EXERCISE REQUIREMENTS
Copy the lines below as they are; omit the images they contain.

[start EXERCISE INPUT]

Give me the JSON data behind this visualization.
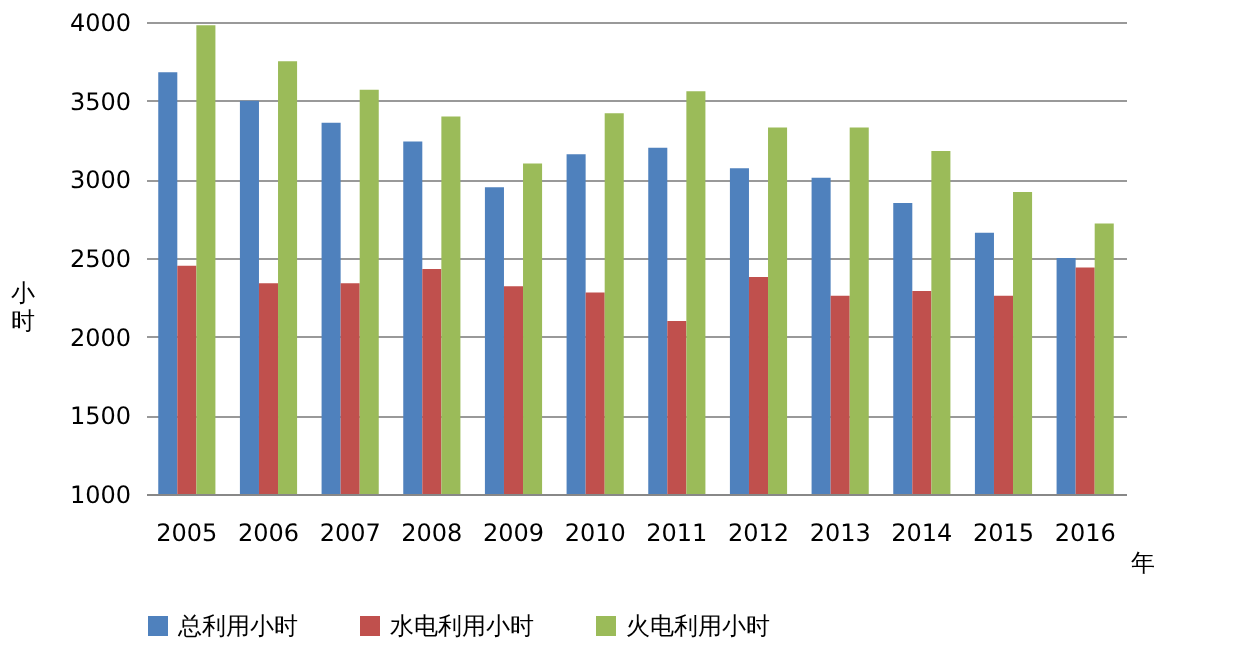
{
  "chart_data": {
    "type": "bar",
    "ylabel": "小时",
    "xlabel": "年",
    "categories": [
      "2005",
      "2006",
      "2007",
      "2008",
      "2009",
      "2010",
      "2011",
      "2012",
      "2013",
      "2014",
      "2015",
      "2016"
    ],
    "series": [
      {
        "name": "总利用小时",
        "color": "#4f81bd",
        "values": [
          3680,
          3500,
          3360,
          3240,
          2950,
          3160,
          3200,
          3070,
          3010,
          2850,
          2660,
          2500
        ]
      },
      {
        "name": "水电利用小时",
        "color": "#c0504d",
        "values": [
          2450,
          2340,
          2340,
          2430,
          2320,
          2280,
          2100,
          2380,
          2260,
          2290,
          2260,
          2440
        ]
      },
      {
        "name": "火电利用小时",
        "color": "#9bbb59",
        "values": [
          3980,
          3750,
          3570,
          3400,
          3100,
          3420,
          3560,
          3330,
          3330,
          3180,
          2920,
          2720
        ]
      }
    ],
    "ylim": [
      1000,
      4000
    ],
    "yticks": [
      1000,
      1500,
      2000,
      2500,
      3000,
      3500,
      4000
    ],
    "grid": "y",
    "legend": "bottom"
  }
}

[end EXERCISE INPUT]

EXERCISE ANSWER
Give me the JSON data behind this visualization.
{
  "chart_data": {
    "type": "bar",
    "ylabel": "小时",
    "xlabel": "年",
    "categories": [
      "2005",
      "2006",
      "2007",
      "2008",
      "2009",
      "2010",
      "2011",
      "2012",
      "2013",
      "2014",
      "2015",
      "2016"
    ],
    "series": [
      {
        "name": "总利用小时",
        "color": "#4f81bd",
        "values": [
          3680,
          3500,
          3360,
          3240,
          2950,
          3160,
          3200,
          3070,
          3010,
          2850,
          2660,
          2500
        ]
      },
      {
        "name": "水电利用小时",
        "color": "#c0504d",
        "values": [
          2450,
          2340,
          2340,
          2430,
          2320,
          2280,
          2100,
          2380,
          2260,
          2290,
          2260,
          2440
        ]
      },
      {
        "name": "火电利用小时",
        "color": "#9bbb59",
        "values": [
          3980,
          3750,
          3570,
          3400,
          3100,
          3420,
          3560,
          3330,
          3330,
          3180,
          2920,
          2720
        ]
      }
    ],
    "ylim": [
      1000,
      4000
    ],
    "yticks": [
      1000,
      1500,
      2000,
      2500,
      3000,
      3500,
      4000
    ],
    "grid": "y",
    "legend": "bottom"
  }
}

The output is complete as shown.